### Problem requirements
Gather the lines below that include the string "peak", copying each in full.

#### Stored records ####

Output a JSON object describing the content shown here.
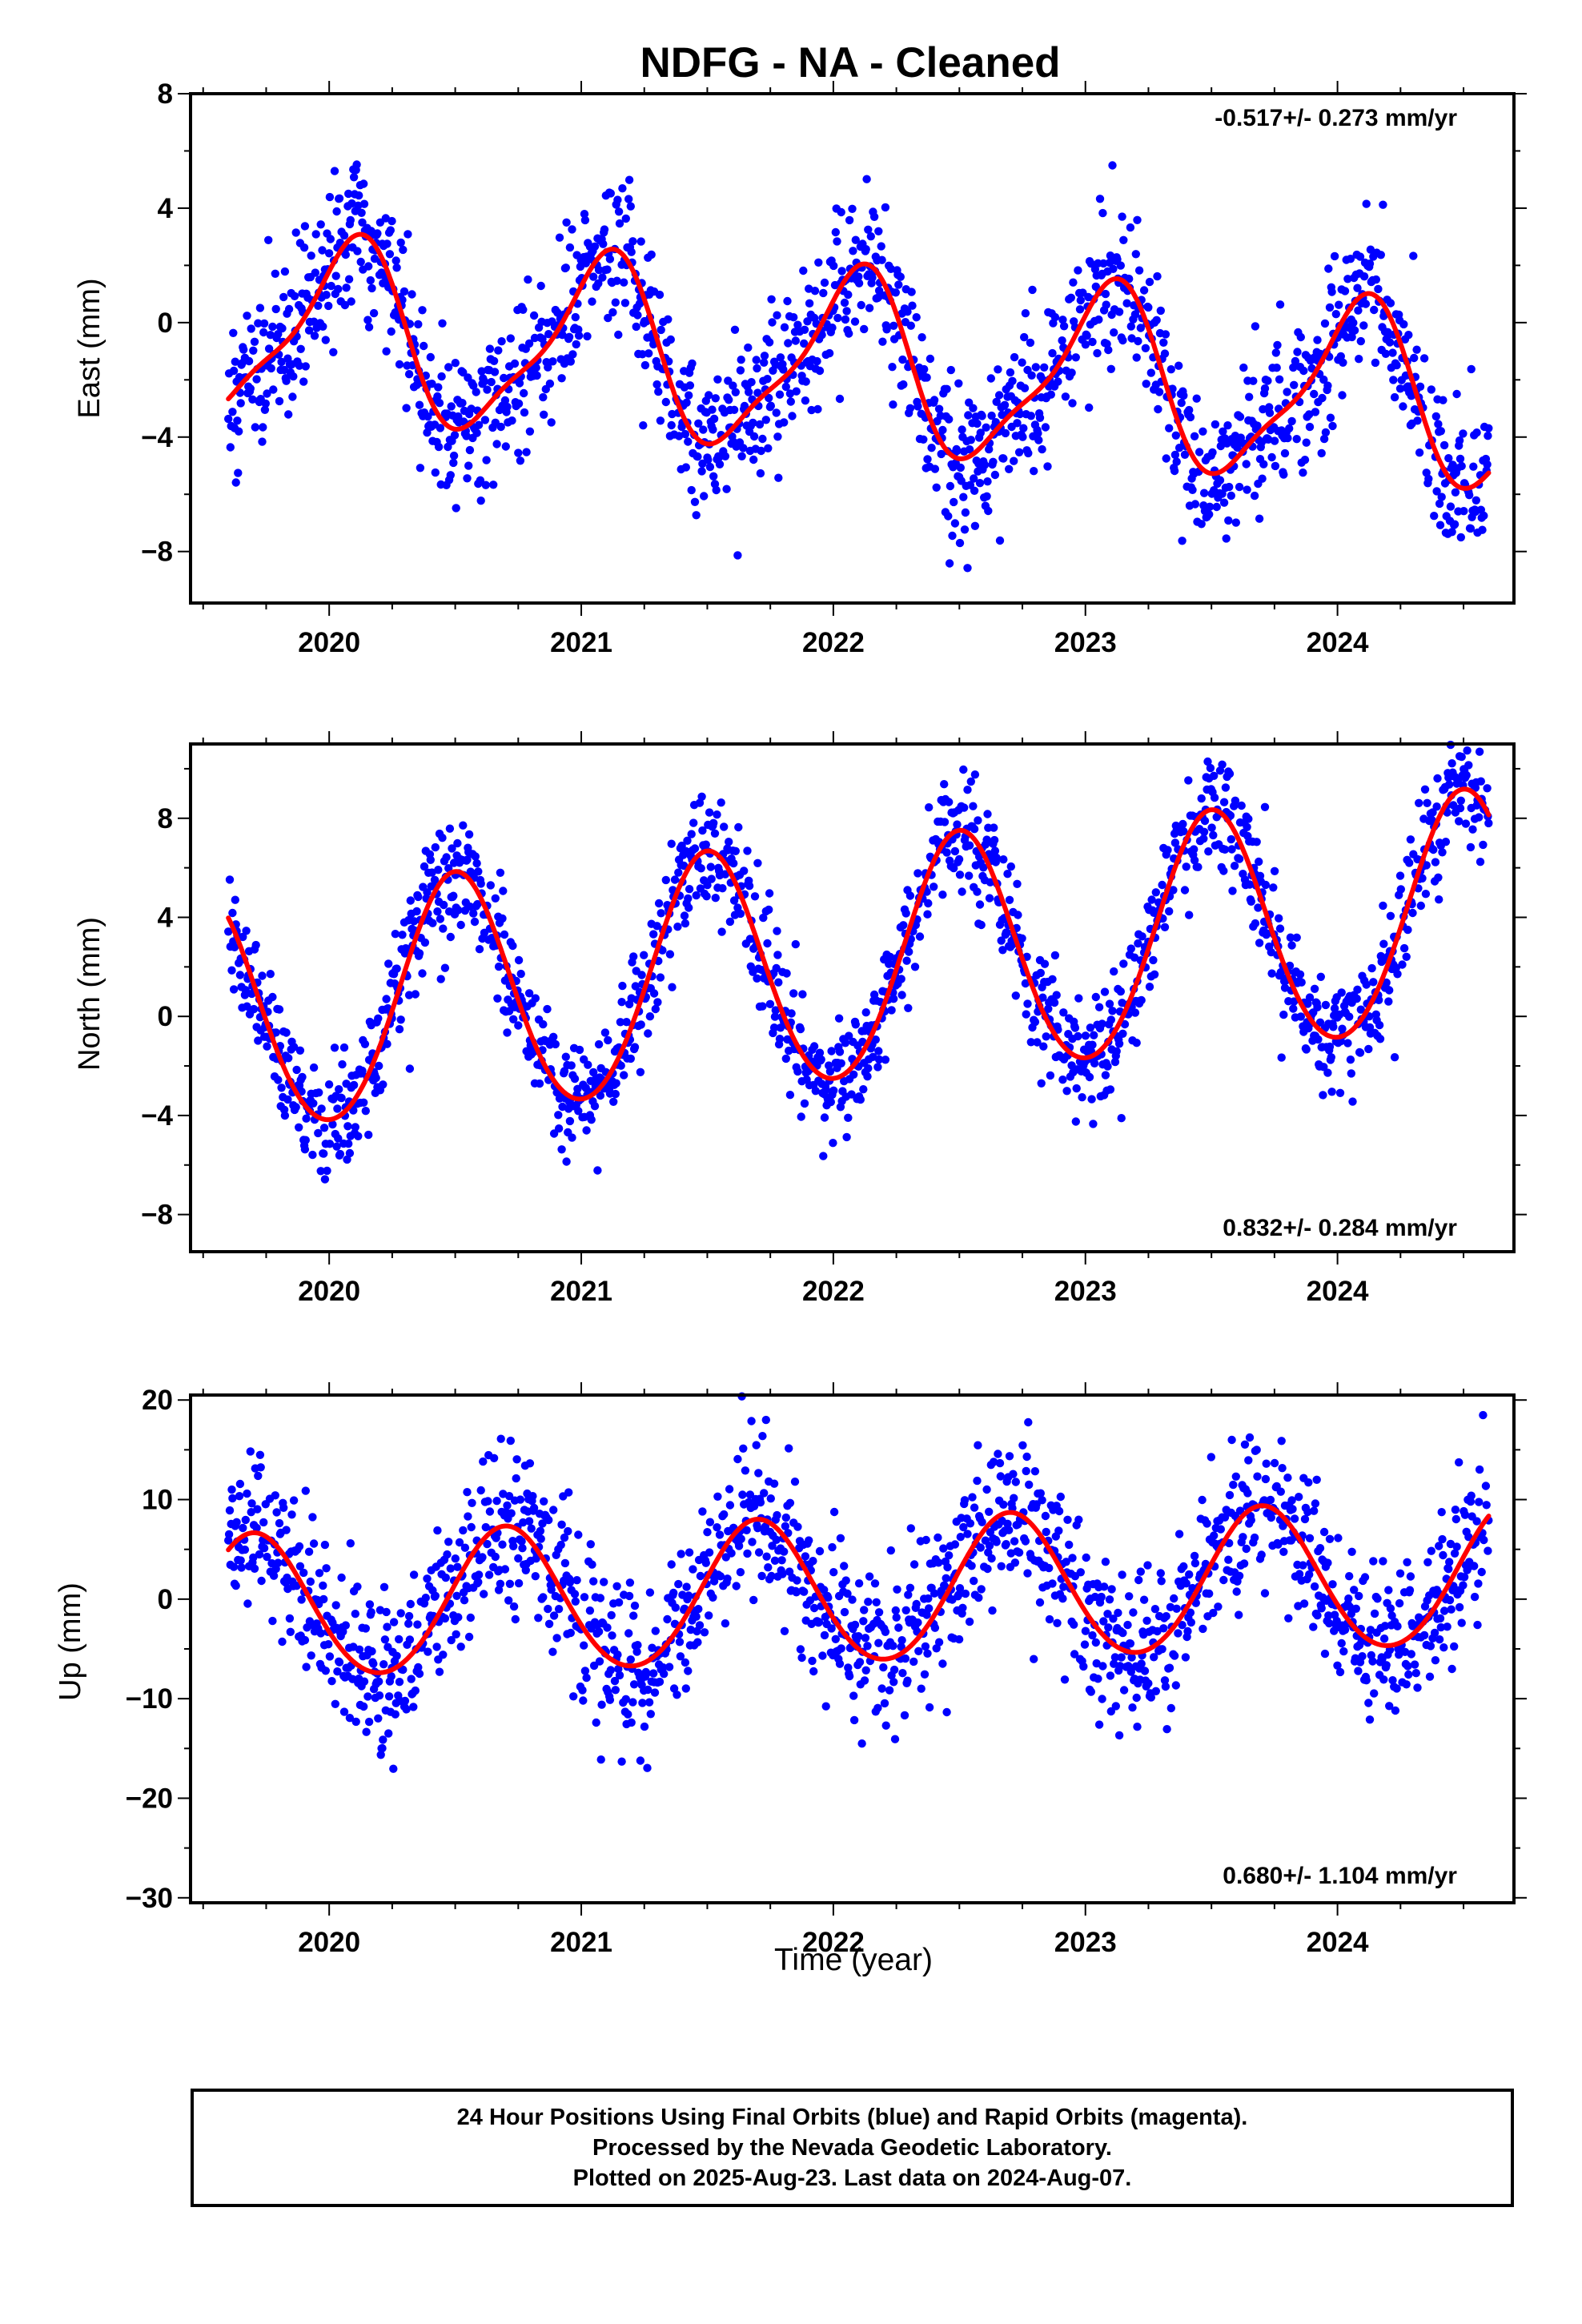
{
  "title": "NDFG  - NA - Cleaned",
  "xlabel": "Time (year)",
  "colors": {
    "final_orbits": "#0000ff",
    "model_fit": "#ff0000",
    "frame": "#000000"
  },
  "footer": {
    "line1": "24 Hour Positions Using Final Orbits (blue) and Rapid Orbits (magenta).",
    "line2": "Processed by the Nevada Geodetic Laboratory.",
    "line3": "Plotted on 2025-Aug-23. Last data on 2024-Aug-07."
  },
  "chart_data": [
    {
      "type": "scatter",
      "ylabel": "East (mm)",
      "rate_label": "-0.517+/- 0.273 mm/yr",
      "xlim": [
        2019.45,
        2024.7
      ],
      "ylim": [
        -9.8,
        8.0
      ],
      "x_ticks": [
        2020,
        2021,
        2022,
        2023,
        2024
      ],
      "x_tick_labels": [
        "2020",
        "2021",
        "2022",
        "2023",
        "2024"
      ],
      "y_ticks": [
        -8,
        -4,
        0,
        4,
        8
      ],
      "y_tick_labels": [
        "−8",
        "−4",
        "0",
        "4",
        "8"
      ],
      "x_start": 2019.6,
      "x_end": 2024.6,
      "model": {
        "trend": -0.517,
        "offset": -0.2,
        "annual": {
          "amplitude": 3.0,
          "peak": 0.08
        },
        "semiannual": {
          "amplitude": 0.8,
          "peak": 0.17
        }
      },
      "scatter": 1.3,
      "series": [
        {
          "name": "Final Orbits",
          "kind": "points",
          "color": "#0000ff"
        },
        {
          "name": "Rapid Orbits",
          "kind": "points",
          "color": "#ff00ff"
        },
        {
          "name": "Model fit",
          "kind": "line",
          "color": "#ff0000"
        }
      ]
    },
    {
      "type": "scatter",
      "ylabel": "North (mm)",
      "rate_label": "0.832+/- 0.284 mm/yr",
      "xlim": [
        2019.45,
        2024.7
      ],
      "ylim": [
        -9.5,
        11.0
      ],
      "x_ticks": [
        2020,
        2021,
        2022,
        2023,
        2024
      ],
      "x_tick_labels": [
        "2020",
        "2021",
        "2022",
        "2023",
        "2024"
      ],
      "y_ticks": [
        -8,
        -4,
        0,
        4,
        8
      ],
      "y_tick_labels": [
        "−8",
        "−4",
        "0",
        "4",
        "8"
      ],
      "x_start": 2019.6,
      "x_end": 2024.6,
      "model": {
        "trend": 0.832,
        "offset": 0.0,
        "annual": {
          "amplitude": 4.8,
          "peak": 0.5
        },
        "semiannual": {
          "amplitude": 0.3,
          "peak": 0.0
        }
      },
      "scatter": 1.2,
      "series": [
        {
          "name": "Final Orbits",
          "kind": "points",
          "color": "#0000ff"
        },
        {
          "name": "Rapid Orbits",
          "kind": "points",
          "color": "#ff00ff"
        },
        {
          "name": "Model fit",
          "kind": "line",
          "color": "#ff0000"
        }
      ]
    },
    {
      "type": "scatter",
      "ylabel": "Up (mm)",
      "rate_label": "0.680+/- 1.104 mm/yr",
      "xlim": [
        2019.45,
        2024.7
      ],
      "ylim": [
        -30.5,
        20.5
      ],
      "x_ticks": [
        2020,
        2021,
        2022,
        2023,
        2024
      ],
      "x_tick_labels": [
        "2020",
        "2021",
        "2022",
        "2023",
        "2024"
      ],
      "y_ticks": [
        -30,
        -20,
        -10,
        0,
        10,
        20
      ],
      "y_tick_labels": [
        "−30",
        "−20",
        "−10",
        "0",
        "10",
        "20"
      ],
      "x_start": 2019.6,
      "x_end": 2024.6,
      "model": {
        "trend": 0.68,
        "offset": -1.0,
        "annual": {
          "amplitude": 7.2,
          "peak": 0.7
        },
        "semiannual": {
          "amplitude": 0.4,
          "peak": 0.2
        }
      },
      "scatter": 4.0,
      "series": [
        {
          "name": "Final Orbits",
          "kind": "points",
          "color": "#0000ff"
        },
        {
          "name": "Rapid Orbits",
          "kind": "points",
          "color": "#ff00ff"
        },
        {
          "name": "Model fit",
          "kind": "line",
          "color": "#ff0000"
        }
      ]
    }
  ]
}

####

### Result below
          "peak": 0.08
          "peak": 0.17
          "peak": 0.5
          "peak": 0.0
          "peak": 0.7
          "peak": 0.2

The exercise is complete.